## Short problem A
Translate this sentence from the biography of Karl, Duke of Schleswig-Holstein-Sonderburg-Glücksburg, into French: "Karl became Duke of Schleswig-Holstein-Sonderburg-Glücksburg upon his father's death on 27 February 1831."
## Short problem B
Continue the biography of Karl, Duke of Schleswig-Holstein-Sonderburg-Glücksburg, from the point where it stops.

## Excerpt to read
Karl, Duke of Schleswig-Holstein-Sonderburg-Glücksburg (30 September 1813 – 24 October 1878) was Duke of Schleswig-Holstein-Sonderburg-Glücksburg from 1831 to 1878. Karl was the eldest son of Friedrich Wilhelm, Duke of Schleswig-Holstein-Sonderburg-Glücksburg, and Princess Louise Caroline of Hesse-Kassel and an elder brother of Christian IX of Denmark. Karl became Duke of Schleswig-Holstein-Sonderburg-Glücksburg upon his father's death on 27 February 1831.

## Data

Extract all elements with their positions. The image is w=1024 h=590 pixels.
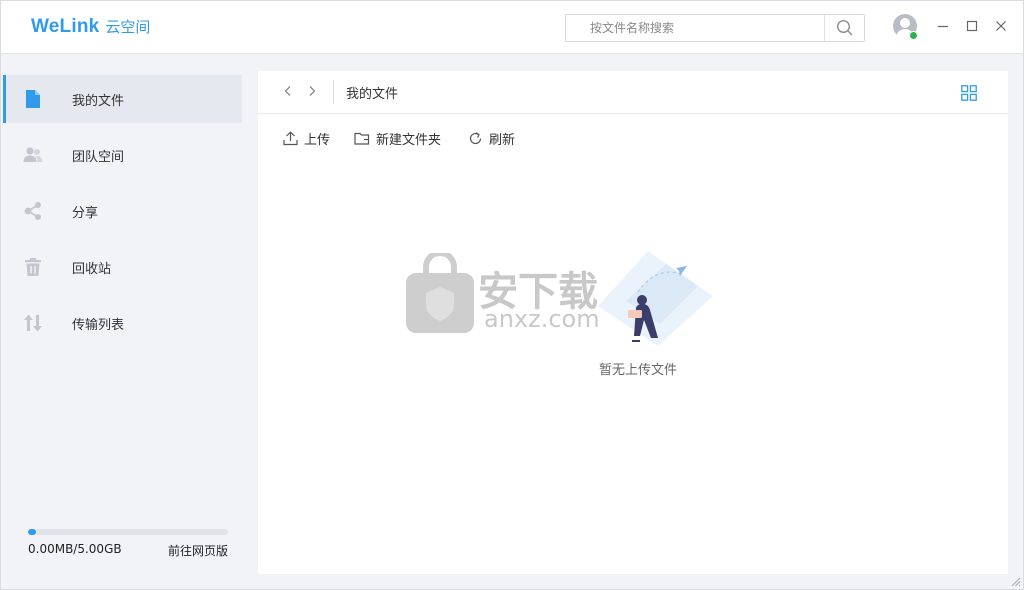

## Reply A
Karl devint duc de Schleswig-Holstein-Sonderburg-Glücksburg à la mort de son père, le 27 février 1831.

## Reply B
Marriage
Karl married Princess Vilhelmine Marie of Denmark, daughter of Frederick VI of Denmark and his wife Marie Sophie of Hesse-Kassel, on 19 May 1838 at Amalienborg Palace in Copenhagen, Denmark. Vilhelmine Marie was the former wife of Prince Frederick of Denmark (later Frederick VII of Denmark). He died on 24 October 1878 at age 65 at Luisenlund. Karl and Vilhelmine Marie died without issue. Many believe that she was barren as there are no records of her having any miscarriages or stillbirths.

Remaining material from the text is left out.